Data records
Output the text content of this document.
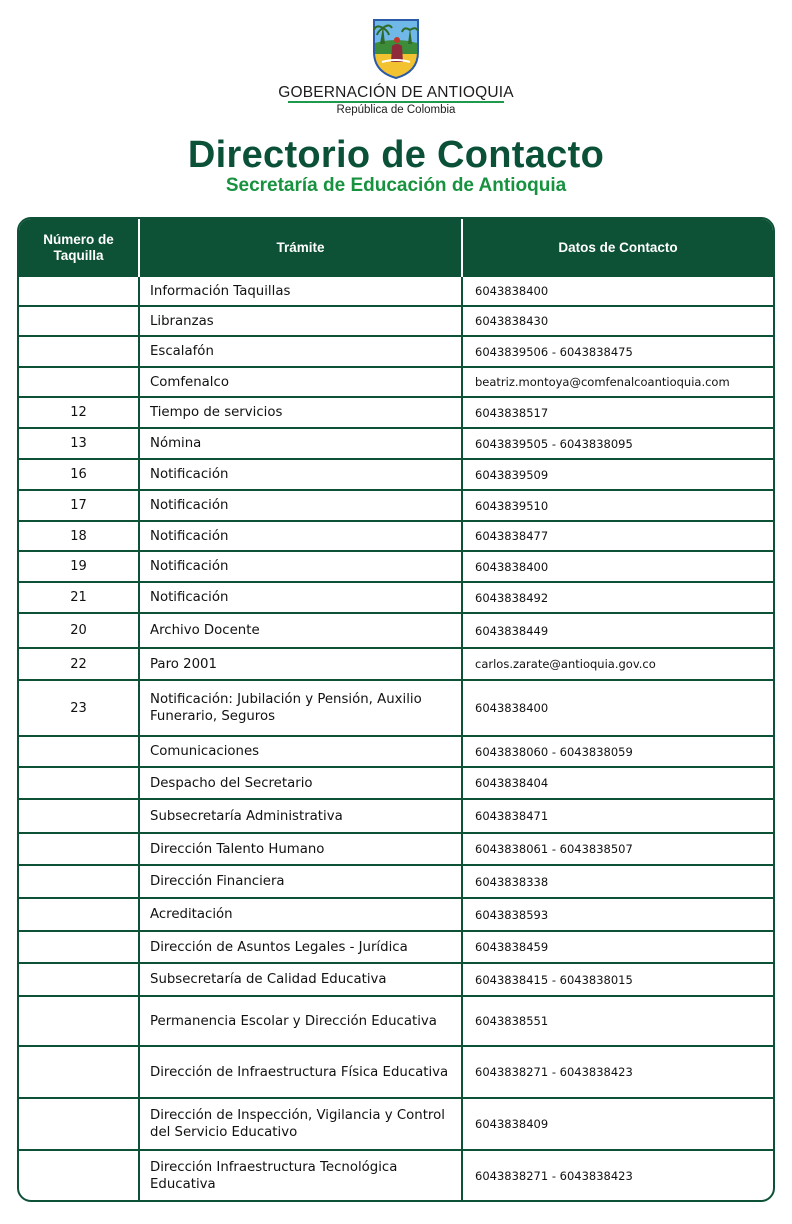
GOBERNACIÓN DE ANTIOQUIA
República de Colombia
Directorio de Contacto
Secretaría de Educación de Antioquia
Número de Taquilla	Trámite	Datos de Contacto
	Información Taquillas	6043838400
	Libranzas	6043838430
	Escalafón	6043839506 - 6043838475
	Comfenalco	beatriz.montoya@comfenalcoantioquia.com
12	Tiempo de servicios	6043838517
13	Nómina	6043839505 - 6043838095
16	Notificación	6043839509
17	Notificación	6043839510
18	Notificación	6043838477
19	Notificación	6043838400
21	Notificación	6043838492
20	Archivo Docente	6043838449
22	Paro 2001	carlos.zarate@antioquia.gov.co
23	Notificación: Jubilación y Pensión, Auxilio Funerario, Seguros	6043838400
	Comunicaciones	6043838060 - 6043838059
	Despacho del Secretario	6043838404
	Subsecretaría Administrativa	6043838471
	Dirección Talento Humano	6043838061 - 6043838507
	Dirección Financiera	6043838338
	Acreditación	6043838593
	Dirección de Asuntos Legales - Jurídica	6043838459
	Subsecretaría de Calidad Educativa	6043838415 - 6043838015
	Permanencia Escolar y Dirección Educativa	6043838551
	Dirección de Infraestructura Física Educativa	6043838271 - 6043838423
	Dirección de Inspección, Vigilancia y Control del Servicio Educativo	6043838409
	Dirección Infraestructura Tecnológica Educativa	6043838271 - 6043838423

▶ **WHAT THE TASK ASKS**
Scan the material above for the string "Subsecretaría" and report each line where you find it.

▶ **SOLUTION TO THE EXERCISE**
	Subsecretaría Administrativa	6043838471
	Subsecretaría de Calidad Educativa	6043838415 - 6043838015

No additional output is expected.